Every line below that contains "JSON" is to be copied.

Task data.
* Start *

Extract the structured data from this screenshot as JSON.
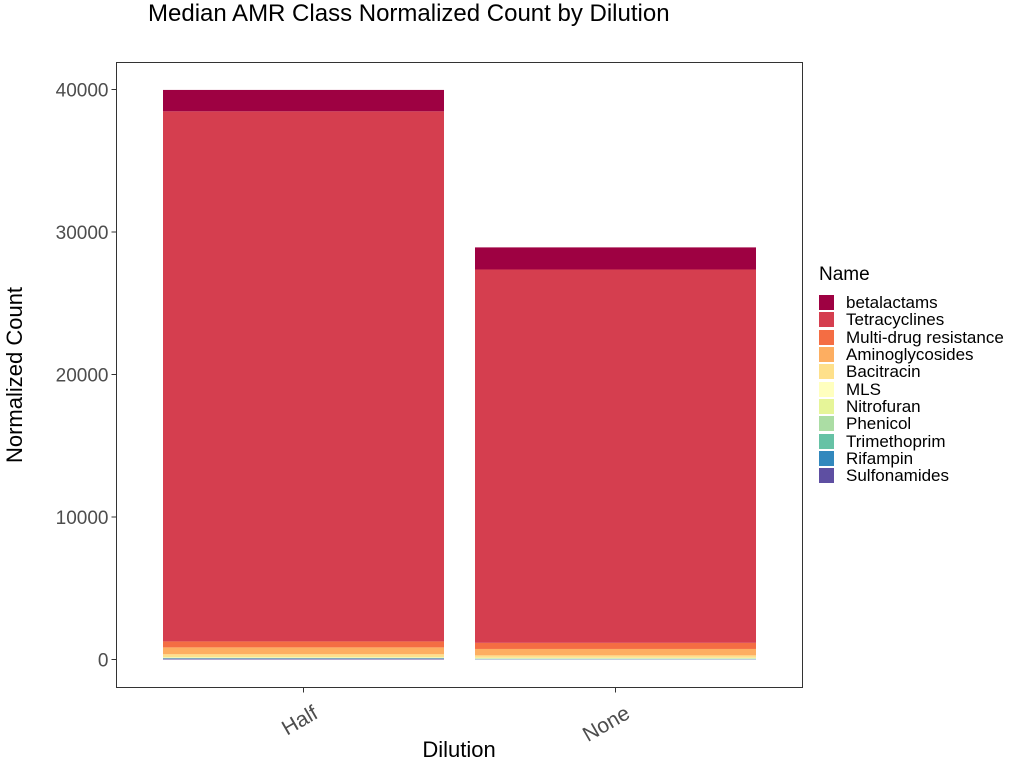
{
  "chart_data": {
    "type": "bar",
    "stacked": true,
    "title": "Median AMR Class Normalized Count by Dilution",
    "xlabel": "Dilution",
    "ylabel": "Normalized Count",
    "ylim": [
      -2000,
      42000
    ],
    "yticks": [
      0,
      10000,
      20000,
      30000,
      40000
    ],
    "categories": [
      "Half",
      "None"
    ],
    "legend_title": "Name",
    "legend_position": "right",
    "grid": false,
    "series": [
      {
        "name": "betalactams",
        "color": "#9E0142",
        "values": [
          1500,
          1550
        ]
      },
      {
        "name": "Tetracyclines",
        "color": "#D53E4F",
        "values": [
          37200,
          26200
        ]
      },
      {
        "name": "Multi-drug resistance",
        "color": "#F46D43",
        "values": [
          420,
          430
        ]
      },
      {
        "name": "Aminoglycosides",
        "color": "#FDAE61",
        "values": [
          480,
          450
        ]
      },
      {
        "name": "Bacitracin",
        "color": "#FEE08B",
        "values": [
          200,
          170
        ]
      },
      {
        "name": "MLS",
        "color": "#FFFFBF",
        "values": [
          30,
          30
        ]
      },
      {
        "name": "Nitrofuran",
        "color": "#E6F598",
        "values": [
          20,
          20
        ]
      },
      {
        "name": "Phenicol",
        "color": "#ABDDA4",
        "values": [
          20,
          20
        ]
      },
      {
        "name": "Trimethoprim",
        "color": "#66C2A5",
        "values": [
          20,
          20
        ]
      },
      {
        "name": "Rifampin",
        "color": "#3288BD",
        "values": [
          20,
          10
        ]
      },
      {
        "name": "Sulfonamides",
        "color": "#5E4FA2",
        "values": [
          60,
          20
        ]
      }
    ]
  }
}
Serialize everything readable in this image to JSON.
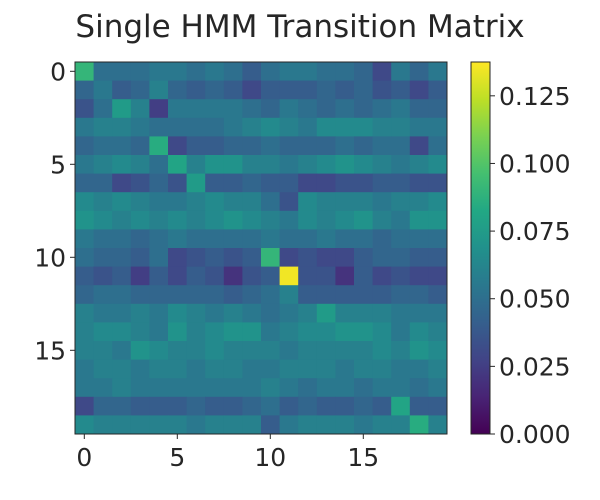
{
  "chart_data": {
    "type": "heatmap",
    "title": "Single HMM Transition Matrix",
    "xlabel": "",
    "ylabel": "",
    "x_ticks": [
      0,
      5,
      10,
      15
    ],
    "y_ticks": [
      0,
      5,
      10,
      15
    ],
    "colormap": "viridis",
    "colorbar": {
      "vmin": 0.0,
      "vmax": 0.1375,
      "ticks": [
        "0.000",
        "0.025",
        "0.050",
        "0.075",
        "0.100",
        "0.125"
      ]
    },
    "matrix": [
      [
        0.09,
        0.05,
        0.05,
        0.05,
        0.055,
        0.055,
        0.05,
        0.055,
        0.05,
        0.04,
        0.05,
        0.055,
        0.055,
        0.05,
        0.05,
        0.045,
        0.03,
        0.055,
        0.045,
        0.055
      ],
      [
        0.045,
        0.055,
        0.04,
        0.045,
        0.06,
        0.045,
        0.04,
        0.045,
        0.04,
        0.03,
        0.04,
        0.04,
        0.04,
        0.045,
        0.04,
        0.045,
        0.035,
        0.04,
        0.03,
        0.04
      ],
      [
        0.035,
        0.05,
        0.075,
        0.06,
        0.025,
        0.055,
        0.055,
        0.055,
        0.055,
        0.05,
        0.045,
        0.055,
        0.05,
        0.045,
        0.05,
        0.045,
        0.05,
        0.055,
        0.045,
        0.045
      ],
      [
        0.055,
        0.06,
        0.06,
        0.055,
        0.05,
        0.05,
        0.05,
        0.05,
        0.055,
        0.06,
        0.065,
        0.06,
        0.055,
        0.065,
        0.065,
        0.065,
        0.06,
        0.06,
        0.055,
        0.055
      ],
      [
        0.045,
        0.05,
        0.05,
        0.045,
        0.085,
        0.03,
        0.04,
        0.04,
        0.045,
        0.045,
        0.05,
        0.045,
        0.045,
        0.045,
        0.05,
        0.045,
        0.05,
        0.05,
        0.03,
        0.05
      ],
      [
        0.055,
        0.06,
        0.065,
        0.06,
        0.05,
        0.08,
        0.06,
        0.07,
        0.07,
        0.06,
        0.06,
        0.055,
        0.06,
        0.065,
        0.07,
        0.065,
        0.06,
        0.055,
        0.06,
        0.065
      ],
      [
        0.045,
        0.045,
        0.03,
        0.035,
        0.045,
        0.035,
        0.075,
        0.04,
        0.04,
        0.045,
        0.04,
        0.04,
        0.03,
        0.03,
        0.035,
        0.035,
        0.04,
        0.04,
        0.035,
        0.035
      ],
      [
        0.065,
        0.06,
        0.065,
        0.06,
        0.055,
        0.055,
        0.06,
        0.065,
        0.06,
        0.06,
        0.05,
        0.035,
        0.065,
        0.06,
        0.06,
        0.06,
        0.055,
        0.06,
        0.06,
        0.065
      ],
      [
        0.07,
        0.065,
        0.06,
        0.065,
        0.06,
        0.065,
        0.06,
        0.065,
        0.07,
        0.065,
        0.06,
        0.055,
        0.065,
        0.06,
        0.065,
        0.07,
        0.06,
        0.055,
        0.07,
        0.07
      ],
      [
        0.055,
        0.05,
        0.05,
        0.045,
        0.05,
        0.055,
        0.05,
        0.05,
        0.05,
        0.05,
        0.055,
        0.05,
        0.05,
        0.055,
        0.05,
        0.05,
        0.045,
        0.05,
        0.05,
        0.05
      ],
      [
        0.05,
        0.045,
        0.045,
        0.04,
        0.05,
        0.03,
        0.035,
        0.04,
        0.035,
        0.04,
        0.09,
        0.03,
        0.035,
        0.03,
        0.03,
        0.04,
        0.045,
        0.045,
        0.04,
        0.04
      ],
      [
        0.04,
        0.035,
        0.04,
        0.025,
        0.04,
        0.03,
        0.04,
        0.035,
        0.02,
        0.035,
        0.04,
        0.135,
        0.035,
        0.035,
        0.02,
        0.04,
        0.03,
        0.035,
        0.03,
        0.03
      ],
      [
        0.045,
        0.05,
        0.05,
        0.045,
        0.045,
        0.045,
        0.045,
        0.045,
        0.04,
        0.045,
        0.05,
        0.06,
        0.04,
        0.04,
        0.04,
        0.04,
        0.04,
        0.045,
        0.045,
        0.04
      ],
      [
        0.06,
        0.055,
        0.055,
        0.06,
        0.055,
        0.065,
        0.06,
        0.055,
        0.06,
        0.055,
        0.05,
        0.055,
        0.06,
        0.075,
        0.06,
        0.06,
        0.06,
        0.055,
        0.055,
        0.055
      ],
      [
        0.06,
        0.065,
        0.065,
        0.06,
        0.055,
        0.07,
        0.06,
        0.065,
        0.07,
        0.07,
        0.055,
        0.06,
        0.065,
        0.065,
        0.07,
        0.07,
        0.065,
        0.055,
        0.065,
        0.06
      ],
      [
        0.06,
        0.06,
        0.055,
        0.07,
        0.065,
        0.06,
        0.06,
        0.065,
        0.06,
        0.06,
        0.06,
        0.055,
        0.06,
        0.06,
        0.06,
        0.06,
        0.065,
        0.06,
        0.07,
        0.065
      ],
      [
        0.055,
        0.06,
        0.06,
        0.055,
        0.06,
        0.06,
        0.055,
        0.06,
        0.06,
        0.055,
        0.055,
        0.06,
        0.06,
        0.06,
        0.055,
        0.06,
        0.06,
        0.055,
        0.055,
        0.06
      ],
      [
        0.055,
        0.055,
        0.06,
        0.055,
        0.055,
        0.055,
        0.055,
        0.055,
        0.055,
        0.055,
        0.06,
        0.055,
        0.05,
        0.055,
        0.055,
        0.05,
        0.055,
        0.055,
        0.05,
        0.055
      ],
      [
        0.03,
        0.045,
        0.045,
        0.04,
        0.04,
        0.04,
        0.045,
        0.04,
        0.04,
        0.045,
        0.05,
        0.04,
        0.045,
        0.04,
        0.04,
        0.045,
        0.04,
        0.08,
        0.04,
        0.04
      ],
      [
        0.065,
        0.06,
        0.06,
        0.06,
        0.06,
        0.06,
        0.055,
        0.06,
        0.06,
        0.06,
        0.04,
        0.055,
        0.06,
        0.06,
        0.06,
        0.055,
        0.06,
        0.06,
        0.085,
        0.06
      ]
    ]
  }
}
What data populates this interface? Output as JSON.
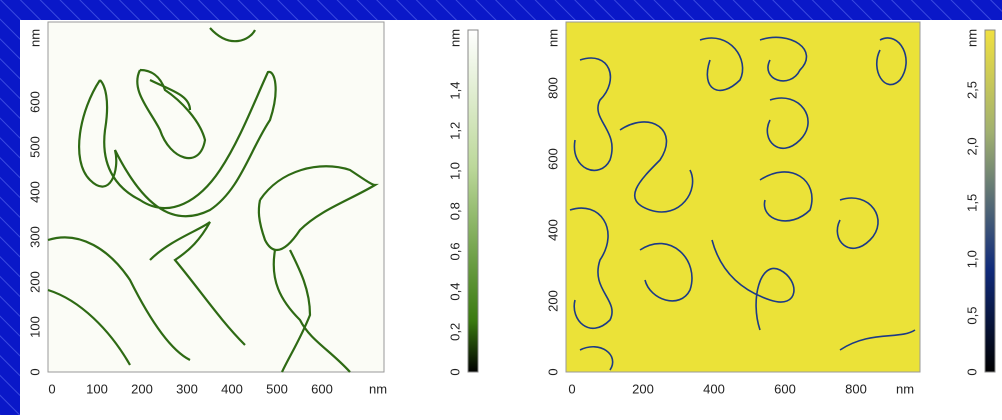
{
  "panels": [
    {
      "x_unit": "nm",
      "y_unit": "nm",
      "xticks": [
        0,
        100,
        200,
        300,
        400,
        500,
        600
      ],
      "yticks": [
        0,
        100,
        200,
        300,
        400,
        500,
        600
      ],
      "colorbar": {
        "unit": "nm",
        "ticks": [
          0,
          {
            "value": 0.2,
            "label": "0,2"
          },
          {
            "value": 0.4,
            "label": "0,4"
          },
          {
            "value": 0.6,
            "label": "0,6"
          },
          {
            "value": 0.8,
            "label": "0,8"
          },
          {
            "value": 1.0,
            "label": "1,0"
          },
          {
            "value": 1.2,
            "label": "1,2"
          },
          {
            "value": 1.4,
            "label": "1,4"
          }
        ]
      }
    },
    {
      "x_unit": "nm",
      "y_unit": "nm",
      "xticks": [
        0,
        200,
        400,
        600,
        800
      ],
      "yticks": [
        0,
        200,
        400,
        600,
        800
      ],
      "colorbar": {
        "unit": "nm",
        "ticks": [
          0,
          {
            "value": 0.5,
            "label": "0,5"
          },
          {
            "value": 1.0,
            "label": "1,0"
          },
          {
            "value": 1.5,
            "label": "1,5"
          },
          {
            "value": 2.0,
            "label": "2,0"
          },
          {
            "value": 2.5,
            "label": "2,5"
          }
        ]
      }
    }
  ]
}
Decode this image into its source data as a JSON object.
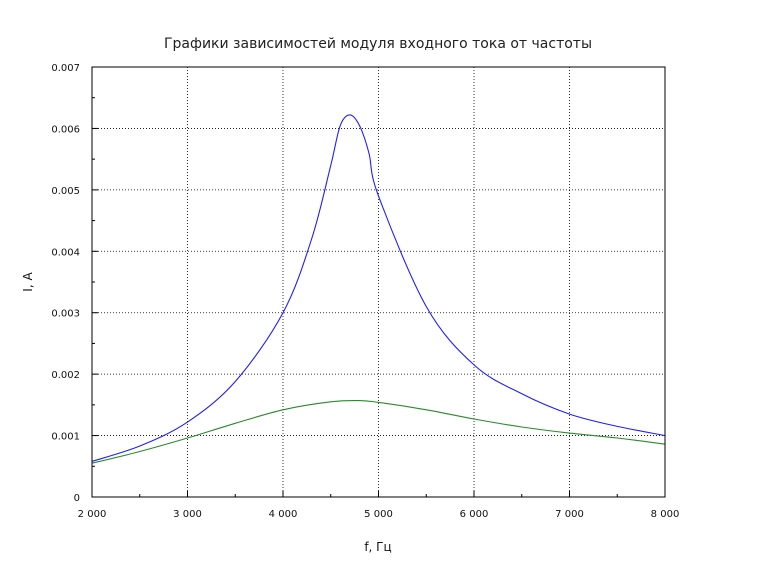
{
  "chart_data": {
    "type": "line",
    "title": "Графики зависимостей модуля входного тока от частоты",
    "xlabel": "f, Гц",
    "ylabel": "I, A",
    "xlim": [
      2000,
      8000
    ],
    "ylim": [
      0,
      0.007
    ],
    "x_ticks": [
      2000,
      3000,
      4000,
      5000,
      6000,
      7000,
      8000
    ],
    "x_tick_labels": [
      "2 000",
      "3 000",
      "4 000",
      "5 000",
      "6 000",
      "7 000",
      "8 000"
    ],
    "y_ticks": [
      0,
      0.001,
      0.002,
      0.003,
      0.004,
      0.005,
      0.006,
      0.007
    ],
    "y_tick_labels": [
      "0",
      "0.001",
      "0.002",
      "0.003",
      "0.004",
      "0.005",
      "0.006",
      "0.007"
    ],
    "grid": true,
    "series": [
      {
        "color": "#1f1fff",
        "x": [
          2000,
          2500,
          3000,
          3500,
          4000,
          4300,
          4500,
          4600,
          4700,
          4800,
          4900,
          5000,
          5500,
          6000,
          6500,
          7000,
          7500,
          8000
        ],
        "y": [
          0.00058,
          0.00083,
          0.00122,
          0.00188,
          0.003,
          0.0042,
          0.0054,
          0.00605,
          0.00622,
          0.00605,
          0.0056,
          0.0049,
          0.0031,
          0.00215,
          0.00168,
          0.00135,
          0.00115,
          0.001
        ]
      },
      {
        "color": "#2a8a2a",
        "x": [
          2000,
          2500,
          3000,
          3500,
          4000,
          4500,
          4800,
          5000,
          5500,
          6000,
          6500,
          7000,
          7500,
          8000
        ],
        "y": [
          0.00055,
          0.00074,
          0.00096,
          0.0012,
          0.00142,
          0.00155,
          0.00157,
          0.00154,
          0.00142,
          0.00127,
          0.00114,
          0.00104,
          0.00096,
          0.00086
        ]
      }
    ]
  }
}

* End *

Output of the exercise.
Extract the structured data from this screenshot as JSON.
Serialize everything readable in this image to JSON.
What data populates this interface? Output as JSON.
Decode this image into its source data as a JSON object.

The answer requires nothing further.